STATED GOAL: Can you write out the rows again verbatim, covering the stretch from the very start of the rows through the line that contains "source-value: 12 072", with both ends included?

GIVEN ENTRIES:
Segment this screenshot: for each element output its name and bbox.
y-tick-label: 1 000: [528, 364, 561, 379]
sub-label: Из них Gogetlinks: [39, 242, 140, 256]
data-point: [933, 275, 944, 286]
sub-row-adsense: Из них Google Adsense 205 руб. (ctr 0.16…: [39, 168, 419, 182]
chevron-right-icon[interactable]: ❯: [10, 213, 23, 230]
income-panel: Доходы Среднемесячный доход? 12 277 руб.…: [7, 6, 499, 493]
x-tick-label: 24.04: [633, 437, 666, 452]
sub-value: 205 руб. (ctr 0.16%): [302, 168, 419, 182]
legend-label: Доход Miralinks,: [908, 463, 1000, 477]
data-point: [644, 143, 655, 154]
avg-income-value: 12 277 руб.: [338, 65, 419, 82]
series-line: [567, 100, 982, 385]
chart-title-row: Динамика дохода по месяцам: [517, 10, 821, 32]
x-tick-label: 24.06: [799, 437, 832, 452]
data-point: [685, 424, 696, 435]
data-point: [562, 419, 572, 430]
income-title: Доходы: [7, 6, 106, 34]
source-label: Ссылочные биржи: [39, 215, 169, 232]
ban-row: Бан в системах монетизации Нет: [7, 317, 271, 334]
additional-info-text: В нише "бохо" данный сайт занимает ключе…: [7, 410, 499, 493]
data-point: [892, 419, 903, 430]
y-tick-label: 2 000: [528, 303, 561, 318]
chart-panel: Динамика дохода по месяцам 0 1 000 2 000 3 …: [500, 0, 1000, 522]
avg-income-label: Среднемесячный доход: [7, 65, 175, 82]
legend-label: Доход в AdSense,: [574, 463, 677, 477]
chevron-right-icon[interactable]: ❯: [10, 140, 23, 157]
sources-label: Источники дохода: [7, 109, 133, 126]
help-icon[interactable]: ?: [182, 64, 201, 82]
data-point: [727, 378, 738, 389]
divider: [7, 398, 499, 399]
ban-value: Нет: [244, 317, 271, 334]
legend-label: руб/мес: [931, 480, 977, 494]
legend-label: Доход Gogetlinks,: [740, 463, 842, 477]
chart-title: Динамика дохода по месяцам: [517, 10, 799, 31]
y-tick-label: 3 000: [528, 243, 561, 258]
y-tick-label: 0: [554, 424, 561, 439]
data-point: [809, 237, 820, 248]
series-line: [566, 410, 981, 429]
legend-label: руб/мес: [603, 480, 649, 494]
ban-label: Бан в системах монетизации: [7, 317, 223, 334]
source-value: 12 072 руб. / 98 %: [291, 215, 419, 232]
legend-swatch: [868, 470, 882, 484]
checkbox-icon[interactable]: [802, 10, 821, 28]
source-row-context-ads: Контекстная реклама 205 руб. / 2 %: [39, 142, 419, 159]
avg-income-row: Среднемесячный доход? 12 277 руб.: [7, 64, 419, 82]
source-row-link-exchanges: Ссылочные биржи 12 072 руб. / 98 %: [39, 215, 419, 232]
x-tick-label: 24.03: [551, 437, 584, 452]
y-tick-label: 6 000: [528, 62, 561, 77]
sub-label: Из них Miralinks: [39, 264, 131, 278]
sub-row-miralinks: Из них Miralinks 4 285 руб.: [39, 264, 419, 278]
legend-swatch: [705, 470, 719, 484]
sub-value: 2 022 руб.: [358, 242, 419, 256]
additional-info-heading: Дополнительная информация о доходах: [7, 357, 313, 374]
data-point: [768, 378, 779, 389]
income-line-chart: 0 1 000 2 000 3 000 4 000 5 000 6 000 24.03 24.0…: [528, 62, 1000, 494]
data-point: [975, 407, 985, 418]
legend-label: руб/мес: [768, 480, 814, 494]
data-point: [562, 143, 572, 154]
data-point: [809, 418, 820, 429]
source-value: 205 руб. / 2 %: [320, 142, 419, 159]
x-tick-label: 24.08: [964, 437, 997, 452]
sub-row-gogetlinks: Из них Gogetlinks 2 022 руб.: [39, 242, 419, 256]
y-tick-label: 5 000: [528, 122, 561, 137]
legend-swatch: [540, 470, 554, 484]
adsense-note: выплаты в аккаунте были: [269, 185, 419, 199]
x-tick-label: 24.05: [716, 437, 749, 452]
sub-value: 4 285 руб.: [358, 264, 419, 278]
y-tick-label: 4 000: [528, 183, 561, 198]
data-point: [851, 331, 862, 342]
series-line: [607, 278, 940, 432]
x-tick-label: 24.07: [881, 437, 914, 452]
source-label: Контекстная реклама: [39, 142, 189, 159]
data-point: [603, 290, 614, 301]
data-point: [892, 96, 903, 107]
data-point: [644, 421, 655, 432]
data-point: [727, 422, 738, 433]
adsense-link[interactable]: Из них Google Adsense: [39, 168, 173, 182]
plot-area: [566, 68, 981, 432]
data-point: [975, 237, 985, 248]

SOLUTION TO THIS EXERCISE:
Segment this screenshot: for each element output its name and bbox.
y-tick-label: 1 000: [528, 364, 561, 379]
sub-label: Из них Gogetlinks: [39, 242, 140, 256]
data-point: [933, 275, 944, 286]
sub-row-adsense: Из них Google Adsense 205 руб. (ctr 0.16…: [39, 168, 419, 182]
chevron-right-icon[interactable]: ❯: [10, 213, 23, 230]
income-panel: Доходы Среднемесячный доход? 12 277 руб.…: [7, 6, 499, 493]
x-tick-label: 24.04: [633, 437, 666, 452]
sub-value: 205 руб. (ctr 0.16%): [302, 168, 419, 182]
legend-label: Доход Miralinks,: [908, 463, 1000, 477]
data-point: [644, 143, 655, 154]
avg-income-value: 12 277 руб.: [338, 65, 419, 82]
series-line: [567, 100, 982, 385]
chart-title-row: Динамика дохода по месяцам: [517, 10, 821, 32]
x-tick-label: 24.06: [799, 437, 832, 452]
data-point: [685, 424, 696, 435]
data-point: [562, 419, 572, 430]
income-title: Доходы: [7, 6, 106, 34]
source-label: Ссылочные биржи: [39, 215, 169, 232]
ban-row: Бан в системах монетизации Нет: [7, 317, 271, 334]
additional-info-text: В нише "бохо" данный сайт занимает ключе…: [7, 410, 499, 493]
data-point: [892, 419, 903, 430]
y-tick-label: 2 000: [528, 303, 561, 318]
chart-panel: Динамика дохода по месяцам 0 1 000 2 000 3 …: [500, 0, 1000, 522]
avg-income-label: Среднемесячный доход: [7, 65, 175, 82]
legend-label: Доход в AdSense,: [574, 463, 677, 477]
chevron-right-icon[interactable]: ❯: [10, 140, 23, 157]
sources-label: Источники дохода: [7, 109, 133, 126]
help-icon[interactable]: ?: [182, 64, 201, 82]
data-point: [727, 378, 738, 389]
divider: [7, 398, 499, 399]
ban-value: Нет: [244, 317, 271, 334]
legend-label: руб/мес: [931, 480, 977, 494]
legend-label: Доход Gogetlinks,: [740, 463, 842, 477]
chart-title: Динамика дохода по месяцам: [517, 10, 799, 31]
y-tick-label: 3 000: [528, 243, 561, 258]
y-tick-label: 0: [554, 424, 561, 439]
data-point: [809, 237, 820, 248]
series-line: [566, 410, 981, 429]
legend-label: руб/мес: [603, 480, 649, 494]
ban-label: Бан в системах монетизации: [7, 317, 223, 334]
source-value: 12 072 руб. / 98 %: [291, 215, 419, 232]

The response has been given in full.